Extracts from a graphics dataset
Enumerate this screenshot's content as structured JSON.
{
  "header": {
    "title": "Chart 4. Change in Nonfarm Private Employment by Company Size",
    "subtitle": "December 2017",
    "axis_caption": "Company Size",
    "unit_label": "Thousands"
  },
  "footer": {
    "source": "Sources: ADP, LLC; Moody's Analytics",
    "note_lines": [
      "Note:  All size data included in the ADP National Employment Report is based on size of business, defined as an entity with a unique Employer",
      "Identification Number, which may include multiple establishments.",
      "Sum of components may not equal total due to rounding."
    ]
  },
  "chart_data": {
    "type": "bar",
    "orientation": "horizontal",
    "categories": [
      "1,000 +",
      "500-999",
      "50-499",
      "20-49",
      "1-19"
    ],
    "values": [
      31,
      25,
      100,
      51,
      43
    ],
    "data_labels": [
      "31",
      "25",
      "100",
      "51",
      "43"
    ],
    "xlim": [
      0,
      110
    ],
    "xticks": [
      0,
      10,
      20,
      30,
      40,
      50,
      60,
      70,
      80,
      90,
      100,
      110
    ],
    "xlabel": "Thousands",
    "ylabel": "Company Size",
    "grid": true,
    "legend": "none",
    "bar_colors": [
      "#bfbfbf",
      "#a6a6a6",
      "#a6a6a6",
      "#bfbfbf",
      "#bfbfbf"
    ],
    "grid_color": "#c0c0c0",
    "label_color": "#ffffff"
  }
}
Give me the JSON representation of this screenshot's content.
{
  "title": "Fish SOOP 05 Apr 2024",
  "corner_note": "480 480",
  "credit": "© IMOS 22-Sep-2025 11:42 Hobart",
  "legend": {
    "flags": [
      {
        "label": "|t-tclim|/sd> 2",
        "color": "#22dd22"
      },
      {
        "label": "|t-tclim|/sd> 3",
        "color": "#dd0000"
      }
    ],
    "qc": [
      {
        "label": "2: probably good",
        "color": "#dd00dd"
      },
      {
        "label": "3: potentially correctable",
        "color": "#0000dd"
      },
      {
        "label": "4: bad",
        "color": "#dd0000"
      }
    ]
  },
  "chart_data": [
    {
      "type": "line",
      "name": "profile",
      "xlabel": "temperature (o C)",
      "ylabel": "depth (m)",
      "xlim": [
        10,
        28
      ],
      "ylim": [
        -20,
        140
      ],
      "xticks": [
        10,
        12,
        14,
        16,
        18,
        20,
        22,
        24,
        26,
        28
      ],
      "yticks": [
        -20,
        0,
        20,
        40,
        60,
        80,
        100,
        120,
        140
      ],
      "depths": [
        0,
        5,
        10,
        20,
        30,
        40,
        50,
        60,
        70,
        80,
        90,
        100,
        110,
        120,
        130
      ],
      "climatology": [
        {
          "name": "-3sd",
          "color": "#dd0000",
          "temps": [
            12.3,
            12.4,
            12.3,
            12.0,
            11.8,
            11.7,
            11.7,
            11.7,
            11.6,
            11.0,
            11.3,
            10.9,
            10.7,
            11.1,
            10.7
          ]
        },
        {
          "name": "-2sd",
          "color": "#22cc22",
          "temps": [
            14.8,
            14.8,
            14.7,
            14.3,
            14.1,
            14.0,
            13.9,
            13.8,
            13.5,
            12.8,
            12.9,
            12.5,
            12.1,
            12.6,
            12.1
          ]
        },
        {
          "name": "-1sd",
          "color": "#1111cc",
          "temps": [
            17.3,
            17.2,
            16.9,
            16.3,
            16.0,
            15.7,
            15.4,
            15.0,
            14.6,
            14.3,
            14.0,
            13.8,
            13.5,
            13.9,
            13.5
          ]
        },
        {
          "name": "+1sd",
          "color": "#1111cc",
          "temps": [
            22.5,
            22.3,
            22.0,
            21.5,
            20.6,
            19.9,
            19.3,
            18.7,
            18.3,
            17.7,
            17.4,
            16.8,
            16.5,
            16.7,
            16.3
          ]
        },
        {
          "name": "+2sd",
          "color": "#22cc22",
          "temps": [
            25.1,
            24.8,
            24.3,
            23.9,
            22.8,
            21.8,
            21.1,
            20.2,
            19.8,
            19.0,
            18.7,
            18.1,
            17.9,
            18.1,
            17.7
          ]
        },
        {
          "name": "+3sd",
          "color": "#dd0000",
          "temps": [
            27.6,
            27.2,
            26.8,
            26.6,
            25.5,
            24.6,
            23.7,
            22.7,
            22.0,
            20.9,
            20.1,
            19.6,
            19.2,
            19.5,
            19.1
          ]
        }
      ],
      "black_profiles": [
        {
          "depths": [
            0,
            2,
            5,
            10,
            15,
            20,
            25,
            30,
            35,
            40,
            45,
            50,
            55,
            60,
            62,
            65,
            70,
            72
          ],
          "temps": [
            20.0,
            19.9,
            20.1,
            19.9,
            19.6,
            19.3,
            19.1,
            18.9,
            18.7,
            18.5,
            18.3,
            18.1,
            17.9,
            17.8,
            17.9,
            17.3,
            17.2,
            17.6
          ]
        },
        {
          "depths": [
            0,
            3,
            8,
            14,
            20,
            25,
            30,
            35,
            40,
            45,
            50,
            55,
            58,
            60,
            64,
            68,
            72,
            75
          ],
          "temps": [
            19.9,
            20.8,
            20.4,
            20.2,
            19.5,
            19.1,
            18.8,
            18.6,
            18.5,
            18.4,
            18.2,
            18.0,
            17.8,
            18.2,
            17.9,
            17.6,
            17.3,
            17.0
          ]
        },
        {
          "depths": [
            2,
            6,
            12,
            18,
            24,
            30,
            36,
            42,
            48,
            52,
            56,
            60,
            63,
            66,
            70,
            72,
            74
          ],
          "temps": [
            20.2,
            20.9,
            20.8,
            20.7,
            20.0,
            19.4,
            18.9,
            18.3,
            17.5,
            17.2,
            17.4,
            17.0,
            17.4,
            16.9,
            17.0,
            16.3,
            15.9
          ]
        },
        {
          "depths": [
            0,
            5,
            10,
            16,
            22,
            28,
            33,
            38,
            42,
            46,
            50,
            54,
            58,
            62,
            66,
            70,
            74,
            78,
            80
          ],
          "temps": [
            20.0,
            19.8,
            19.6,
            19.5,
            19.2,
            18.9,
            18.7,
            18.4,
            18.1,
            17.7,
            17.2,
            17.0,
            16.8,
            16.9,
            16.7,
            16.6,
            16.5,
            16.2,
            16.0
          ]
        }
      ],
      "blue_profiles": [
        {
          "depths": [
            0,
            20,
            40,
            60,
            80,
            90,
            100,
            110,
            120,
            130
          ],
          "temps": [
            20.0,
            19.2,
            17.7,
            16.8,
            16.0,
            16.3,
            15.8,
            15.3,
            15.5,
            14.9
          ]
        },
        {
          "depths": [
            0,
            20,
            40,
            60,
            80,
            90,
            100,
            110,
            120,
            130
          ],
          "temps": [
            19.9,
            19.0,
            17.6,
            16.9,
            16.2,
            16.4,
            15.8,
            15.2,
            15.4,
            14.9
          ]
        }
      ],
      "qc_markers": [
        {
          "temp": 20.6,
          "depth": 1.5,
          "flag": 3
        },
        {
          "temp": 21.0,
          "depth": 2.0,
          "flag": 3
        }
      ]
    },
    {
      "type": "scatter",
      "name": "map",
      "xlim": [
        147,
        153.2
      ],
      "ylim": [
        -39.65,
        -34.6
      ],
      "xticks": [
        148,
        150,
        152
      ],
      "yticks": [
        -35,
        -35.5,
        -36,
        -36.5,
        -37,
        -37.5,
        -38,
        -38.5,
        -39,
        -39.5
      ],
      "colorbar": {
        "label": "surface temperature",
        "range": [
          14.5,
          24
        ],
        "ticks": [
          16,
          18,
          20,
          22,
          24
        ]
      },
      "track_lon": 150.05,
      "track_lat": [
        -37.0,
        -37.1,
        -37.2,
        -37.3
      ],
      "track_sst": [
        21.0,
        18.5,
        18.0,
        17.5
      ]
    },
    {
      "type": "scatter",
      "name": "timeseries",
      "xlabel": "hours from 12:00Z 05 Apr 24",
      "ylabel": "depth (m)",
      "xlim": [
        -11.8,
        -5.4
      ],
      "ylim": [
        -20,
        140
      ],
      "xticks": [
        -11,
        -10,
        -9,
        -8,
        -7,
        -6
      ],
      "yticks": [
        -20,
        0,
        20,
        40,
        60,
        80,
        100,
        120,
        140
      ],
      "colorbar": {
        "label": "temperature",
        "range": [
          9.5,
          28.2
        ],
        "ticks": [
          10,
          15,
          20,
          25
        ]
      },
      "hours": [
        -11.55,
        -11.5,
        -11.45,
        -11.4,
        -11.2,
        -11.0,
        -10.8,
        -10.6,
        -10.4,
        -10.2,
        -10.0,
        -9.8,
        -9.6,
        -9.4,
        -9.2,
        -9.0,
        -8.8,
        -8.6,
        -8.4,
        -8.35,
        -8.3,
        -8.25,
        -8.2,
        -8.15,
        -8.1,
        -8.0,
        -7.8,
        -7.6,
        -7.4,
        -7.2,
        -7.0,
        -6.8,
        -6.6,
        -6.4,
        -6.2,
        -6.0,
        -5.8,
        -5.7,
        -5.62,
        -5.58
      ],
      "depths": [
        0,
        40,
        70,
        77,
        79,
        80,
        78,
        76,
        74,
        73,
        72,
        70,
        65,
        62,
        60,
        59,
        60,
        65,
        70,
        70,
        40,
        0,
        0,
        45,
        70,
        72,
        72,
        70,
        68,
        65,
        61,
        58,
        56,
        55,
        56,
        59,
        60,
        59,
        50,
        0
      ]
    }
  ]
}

Task instructions — Pull out every line in the material above where "xlabel" occurs.

Worked answer —
    "xlabel": "Thousands",
      "xlabel": "temperature (o C)",
      "xlabel": "hours from 12:00Z 05 Apr 24",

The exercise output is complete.